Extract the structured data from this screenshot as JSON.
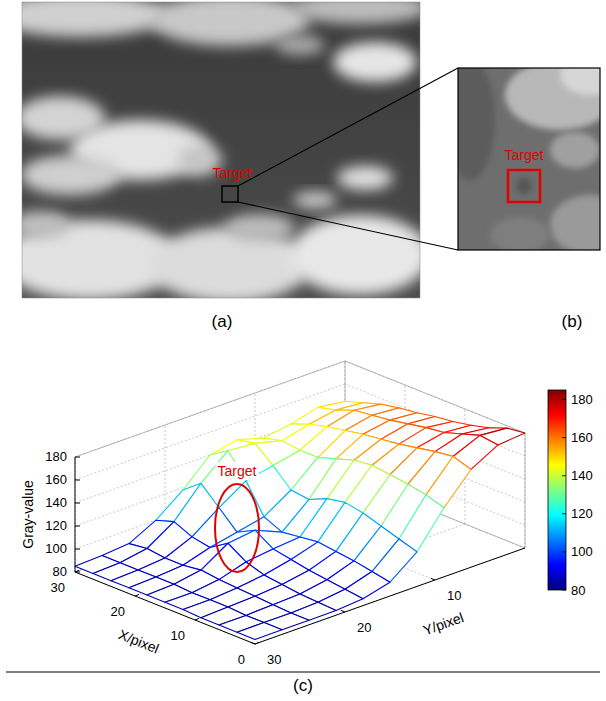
{
  "panels": [
    {
      "caption": "(a)",
      "annotation": "Target"
    },
    {
      "caption": "(b)",
      "annotation": "Target"
    }
  ],
  "chart_data": {
    "type": "surface",
    "caption": "(c)",
    "x": [
      0,
      3,
      6,
      9,
      12,
      15,
      18,
      21,
      24,
      27,
      30
    ],
    "y": [
      0,
      3,
      6,
      9,
      12,
      15,
      18,
      21,
      24,
      27,
      30
    ],
    "z": [
      [
        180,
        178,
        172,
        168,
        165,
        163,
        160,
        158,
        155,
        150,
        145
      ],
      [
        178,
        180,
        175,
        170,
        168,
        165,
        162,
        160,
        158,
        152,
        148
      ],
      [
        165,
        170,
        168,
        165,
        162,
        160,
        158,
        155,
        152,
        148,
        142
      ],
      [
        140,
        145,
        148,
        150,
        152,
        150,
        145,
        140,
        140,
        142,
        138
      ],
      [
        110,
        115,
        120,
        125,
        128,
        125,
        118,
        120,
        135,
        148,
        145
      ],
      [
        92,
        95,
        98,
        100,
        102,
        100,
        98,
        105,
        130,
        150,
        140
      ],
      [
        86,
        88,
        90,
        92,
        95,
        98,
        108,
        100,
        115,
        130,
        118
      ],
      [
        84,
        85,
        86,
        88,
        90,
        95,
        105,
        95,
        98,
        105,
        100
      ],
      [
        84,
        84,
        85,
        86,
        87,
        88,
        90,
        88,
        88,
        90,
        88
      ],
      [
        84,
        84,
        84,
        85,
        85,
        85,
        86,
        86,
        86,
        86,
        86
      ],
      [
        84,
        84,
        84,
        84,
        85,
        85,
        85,
        85,
        85,
        85,
        85
      ]
    ],
    "xlim": [
      0,
      30
    ],
    "ylim": [
      0,
      30
    ],
    "zlim": [
      80,
      180
    ],
    "xticks": [
      0,
      10,
      20,
      30
    ],
    "yticks": [
      10,
      20,
      30
    ],
    "zticks": [
      80,
      100,
      120,
      140,
      160,
      180
    ],
    "xlabel": "X/pixel",
    "ylabel": "Y/pixel",
    "zlabel": "Gray-value",
    "grid": true,
    "colorbar": {
      "range": [
        80,
        185
      ],
      "ticks": [
        80,
        100,
        120,
        140,
        160,
        180
      ]
    },
    "annotation": {
      "text": "Target"
    }
  }
}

======

> [What to work on]: Pictures are not part of the copy; reproduce everything else in the records exactly.

> [The result]:
Extract the structured data from this screenshot as JSON.
{
  "panels": [
    {
      "caption": "(a)",
      "annotation": "Target"
    },
    {
      "caption": "(b)",
      "annotation": "Target"
    }
  ],
  "chart_data": {
    "type": "surface",
    "caption": "(c)",
    "x": [
      0,
      3,
      6,
      9,
      12,
      15,
      18,
      21,
      24,
      27,
      30
    ],
    "y": [
      0,
      3,
      6,
      9,
      12,
      15,
      18,
      21,
      24,
      27,
      30
    ],
    "z": [
      [
        180,
        178,
        172,
        168,
        165,
        163,
        160,
        158,
        155,
        150,
        145
      ],
      [
        178,
        180,
        175,
        170,
        168,
        165,
        162,
        160,
        158,
        152,
        148
      ],
      [
        165,
        170,
        168,
        165,
        162,
        160,
        158,
        155,
        152,
        148,
        142
      ],
      [
        140,
        145,
        148,
        150,
        152,
        150,
        145,
        140,
        140,
        142,
        138
      ],
      [
        110,
        115,
        120,
        125,
        128,
        125,
        118,
        120,
        135,
        148,
        145
      ],
      [
        92,
        95,
        98,
        100,
        102,
        100,
        98,
        105,
        130,
        150,
        140
      ],
      [
        86,
        88,
        90,
        92,
        95,
        98,
        108,
        100,
        115,
        130,
        118
      ],
      [
        84,
        85,
        86,
        88,
        90,
        95,
        105,
        95,
        98,
        105,
        100
      ],
      [
        84,
        84,
        85,
        86,
        87,
        88,
        90,
        88,
        88,
        90,
        88
      ],
      [
        84,
        84,
        84,
        85,
        85,
        85,
        86,
        86,
        86,
        86,
        86
      ],
      [
        84,
        84,
        84,
        84,
        85,
        85,
        85,
        85,
        85,
        85,
        85
      ]
    ],
    "xlim": [
      0,
      30
    ],
    "ylim": [
      0,
      30
    ],
    "zlim": [
      80,
      180
    ],
    "xticks": [
      0,
      10,
      20,
      30
    ],
    "yticks": [
      10,
      20,
      30
    ],
    "zticks": [
      80,
      100,
      120,
      140,
      160,
      180
    ],
    "xlabel": "X/pixel",
    "ylabel": "Y/pixel",
    "zlabel": "Gray-value",
    "grid": true,
    "colorbar": {
      "range": [
        80,
        185
      ],
      "ticks": [
        80,
        100,
        120,
        140,
        160,
        180
      ]
    },
    "annotation": {
      "text": "Target"
    }
  }
}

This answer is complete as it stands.